**WRITTEN PROBLEM:** Without the pictures, repeat the listing character for character.
※
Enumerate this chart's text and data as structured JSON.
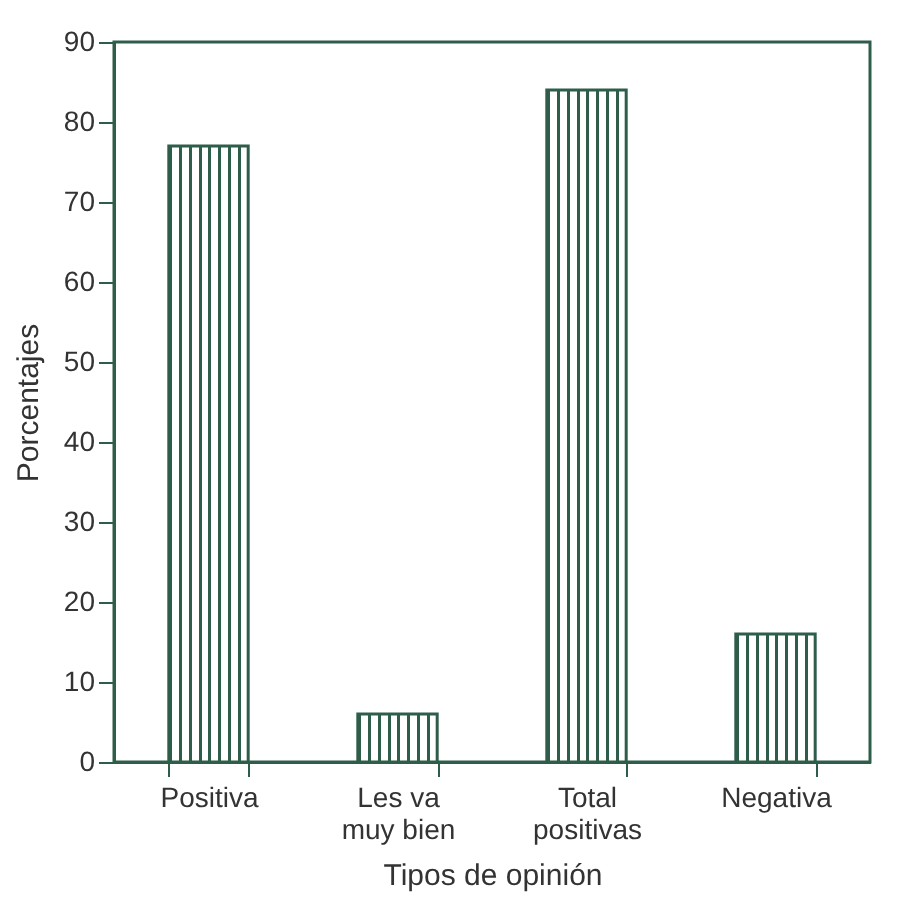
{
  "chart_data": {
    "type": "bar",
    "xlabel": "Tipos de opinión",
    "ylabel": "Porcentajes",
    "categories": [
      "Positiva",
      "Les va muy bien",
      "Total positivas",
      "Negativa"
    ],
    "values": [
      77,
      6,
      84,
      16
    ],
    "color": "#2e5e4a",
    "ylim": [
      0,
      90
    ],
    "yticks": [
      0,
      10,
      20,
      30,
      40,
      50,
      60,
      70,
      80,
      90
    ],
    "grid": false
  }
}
※
**CORRECT OUTPUT:**
Enumerate this chart's text and data as structured JSON.
{
  "chart_data": {
    "type": "bar",
    "xlabel": "Tipos de opinión",
    "ylabel": "Porcentajes",
    "categories": [
      "Positiva",
      "Les va muy bien",
      "Total positivas",
      "Negativa"
    ],
    "values": [
      77,
      6,
      84,
      16
    ],
    "color": "#2e5e4a",
    "ylim": [
      0,
      90
    ],
    "yticks": [
      0,
      10,
      20,
      30,
      40,
      50,
      60,
      70,
      80,
      90
    ],
    "grid": false
  }
}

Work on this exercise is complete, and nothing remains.